-- Start of Input rows --
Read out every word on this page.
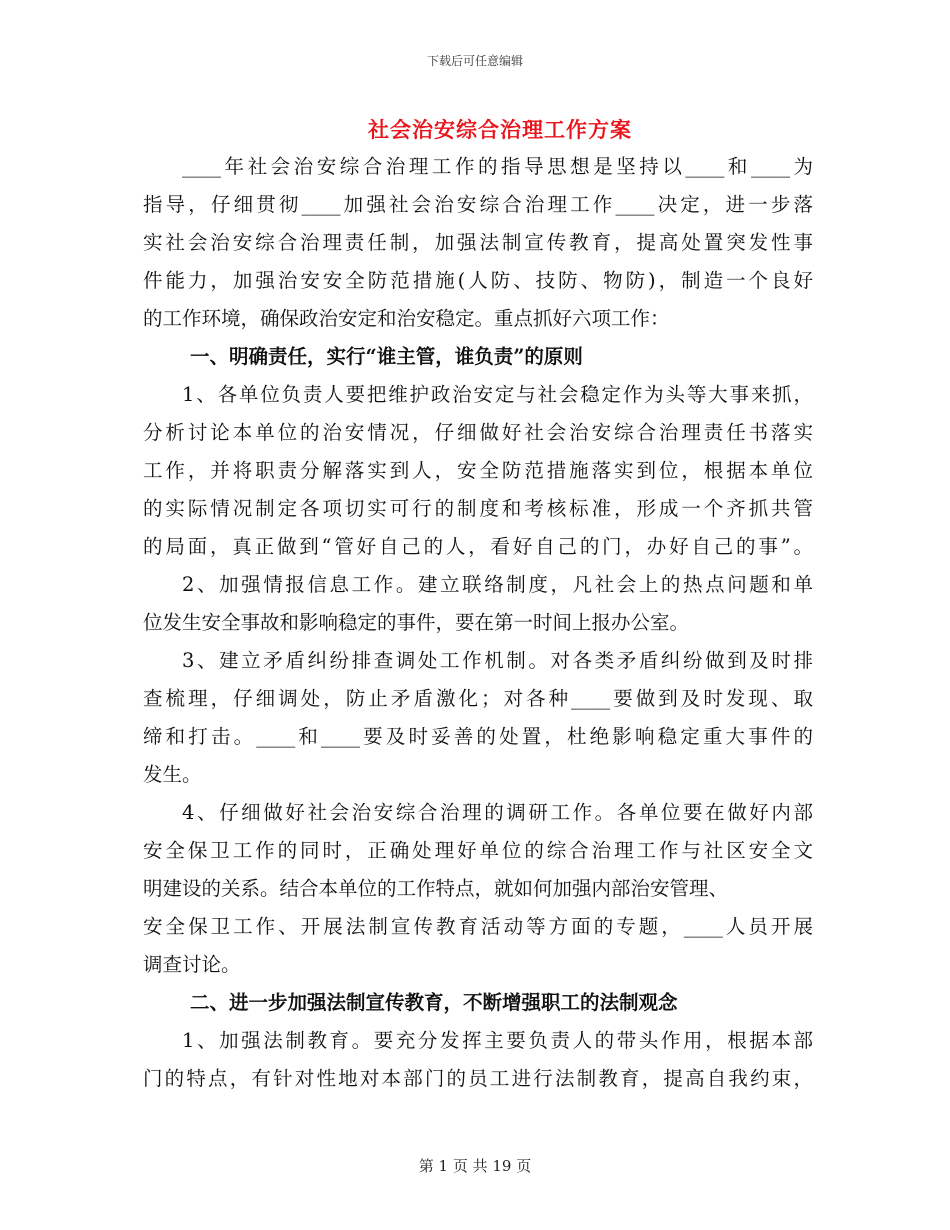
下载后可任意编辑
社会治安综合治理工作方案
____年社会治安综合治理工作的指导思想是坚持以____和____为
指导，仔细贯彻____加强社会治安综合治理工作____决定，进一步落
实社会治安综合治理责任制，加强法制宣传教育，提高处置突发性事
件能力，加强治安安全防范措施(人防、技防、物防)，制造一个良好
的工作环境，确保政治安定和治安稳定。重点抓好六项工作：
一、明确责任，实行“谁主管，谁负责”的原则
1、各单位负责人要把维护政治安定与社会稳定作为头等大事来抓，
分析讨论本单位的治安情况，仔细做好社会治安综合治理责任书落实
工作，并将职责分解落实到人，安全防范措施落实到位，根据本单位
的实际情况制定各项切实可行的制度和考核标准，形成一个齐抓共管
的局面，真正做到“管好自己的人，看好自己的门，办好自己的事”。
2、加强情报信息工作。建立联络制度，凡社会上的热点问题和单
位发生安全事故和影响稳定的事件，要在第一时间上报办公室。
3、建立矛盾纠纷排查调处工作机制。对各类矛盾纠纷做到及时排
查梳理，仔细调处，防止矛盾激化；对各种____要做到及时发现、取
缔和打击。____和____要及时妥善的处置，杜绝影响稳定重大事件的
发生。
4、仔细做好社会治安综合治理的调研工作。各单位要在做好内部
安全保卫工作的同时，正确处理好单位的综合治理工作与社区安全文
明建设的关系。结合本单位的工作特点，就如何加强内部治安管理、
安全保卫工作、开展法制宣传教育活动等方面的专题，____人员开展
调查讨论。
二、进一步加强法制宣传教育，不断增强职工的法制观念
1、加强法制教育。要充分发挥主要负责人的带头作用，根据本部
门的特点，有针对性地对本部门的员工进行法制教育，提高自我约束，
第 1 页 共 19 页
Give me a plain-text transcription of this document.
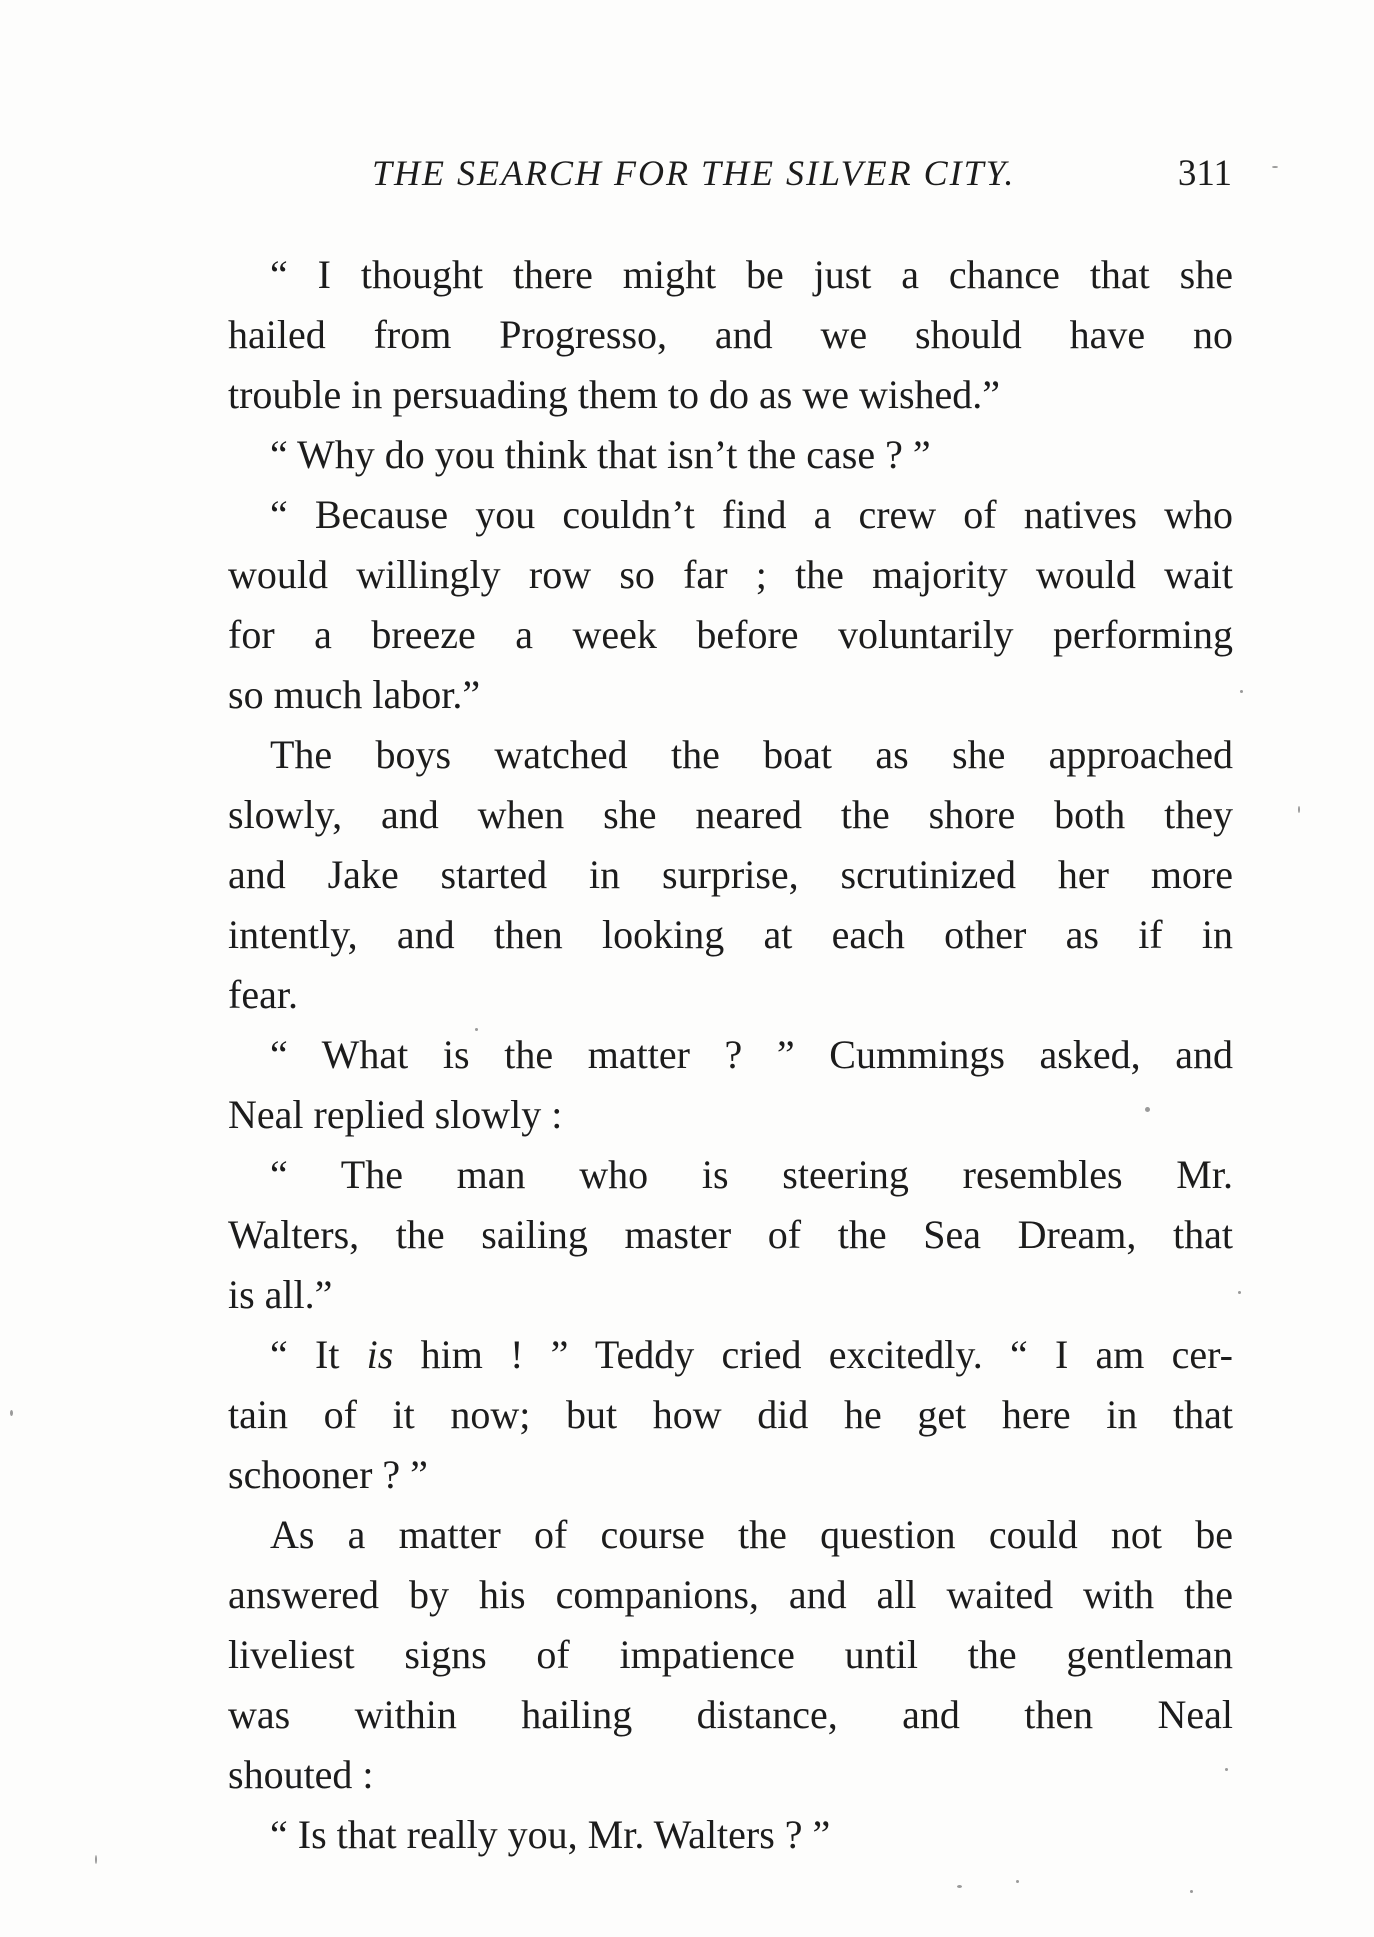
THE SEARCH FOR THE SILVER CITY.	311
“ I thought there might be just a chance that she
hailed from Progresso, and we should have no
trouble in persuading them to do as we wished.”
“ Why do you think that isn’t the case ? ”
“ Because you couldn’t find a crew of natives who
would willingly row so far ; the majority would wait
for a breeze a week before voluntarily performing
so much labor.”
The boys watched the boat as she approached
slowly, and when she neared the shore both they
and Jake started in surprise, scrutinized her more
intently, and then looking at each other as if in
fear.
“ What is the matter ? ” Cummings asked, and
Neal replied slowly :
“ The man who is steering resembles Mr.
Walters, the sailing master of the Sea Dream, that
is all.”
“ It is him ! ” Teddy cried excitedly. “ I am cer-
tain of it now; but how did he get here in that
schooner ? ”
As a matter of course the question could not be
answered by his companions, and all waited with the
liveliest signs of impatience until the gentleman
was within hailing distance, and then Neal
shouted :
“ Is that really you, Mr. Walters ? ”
-- End of Input rows --
▸ **Exercise aim**
Print out the lines exactly, skipping any picture.

▸ **Response to this task**
Read out every word on this page.
下载后可任意编辑
社会治安综合治理工作方案
____年社会治安综合治理工作的指导思想是坚持以____和____为
指导，仔细贯彻____加强社会治安综合治理工作____决定，进一步落
实社会治安综合治理责任制，加强法制宣传教育，提高处置突发性事
件能力，加强治安安全防范措施(人防、技防、物防)，制造一个良好
的工作环境，确保政治安定和治安稳定。重点抓好六项工作：
一、明确责任，实行“谁主管，谁负责”的原则
1、各单位负责人要把维护政治安定与社会稳定作为头等大事来抓，
分析讨论本单位的治安情况，仔细做好社会治安综合治理责任书落实
工作，并将职责分解落实到人，安全防范措施落实到位，根据本单位
的实际情况制定各项切实可行的制度和考核标准，形成一个齐抓共管
的局面，真正做到“管好自己的人，看好自己的门，办好自己的事”。
2、加强情报信息工作。建立联络制度，凡社会上的热点问题和单
位发生安全事故和影响稳定的事件，要在第一时间上报办公室。
3、建立矛盾纠纷排查调处工作机制。对各类矛盾纠纷做到及时排
查梳理，仔细调处，防止矛盾激化；对各种____要做到及时发现、取
缔和打击。____和____要及时妥善的处置，杜绝影响稳定重大事件的
发生。
4、仔细做好社会治安综合治理的调研工作。各单位要在做好内部
安全保卫工作的同时，正确处理好单位的综合治理工作与社区安全文
明建设的关系。结合本单位的工作特点，就如何加强内部治安管理、
安全保卫工作、开展法制宣传教育活动等方面的专题，____人员开展
调查讨论。
二、进一步加强法制宣传教育，不断增强职工的法制观念
1、加强法制教育。要充分发挥主要负责人的带头作用，根据本部
门的特点，有针对性地对本部门的员工进行法制教育，提高自我约束，
第 1 页 共 19 页
Give me a plain-text transcription of this document.
THE SEARCH FOR THE SILVER CITY.	311
“ I thought there might be just a chance that she
hailed from Progresso, and we should have no
trouble in persuading them to do as we wished.”
“ Why do you think that isn’t the case ? ”
“ Because you couldn’t find a crew of natives who
would willingly row so far ; the majority would wait
for a breeze a week before voluntarily performing
so much labor.”
The boys watched the boat as she approached
slowly, and when she neared the shore both they
and Jake started in surprise, scrutinized her more
intently, and then looking at each other as if in
fear.
“ What is the matter ? ” Cummings asked, and
Neal replied slowly :
“ The man who is steering resembles Mr.
Walters, the sailing master of the Sea Dream, that
is all.”
“ It is him ! ” Teddy cried excitedly. “ I am cer-
tain of it now; but how did he get here in that
schooner ? ”
As a matter of course the question could not be
answered by his companions, and all waited with the
liveliest signs of impatience until the gentleman
was within hailing distance, and then Neal
shouted :
“ Is that really you, Mr. Walters ? ”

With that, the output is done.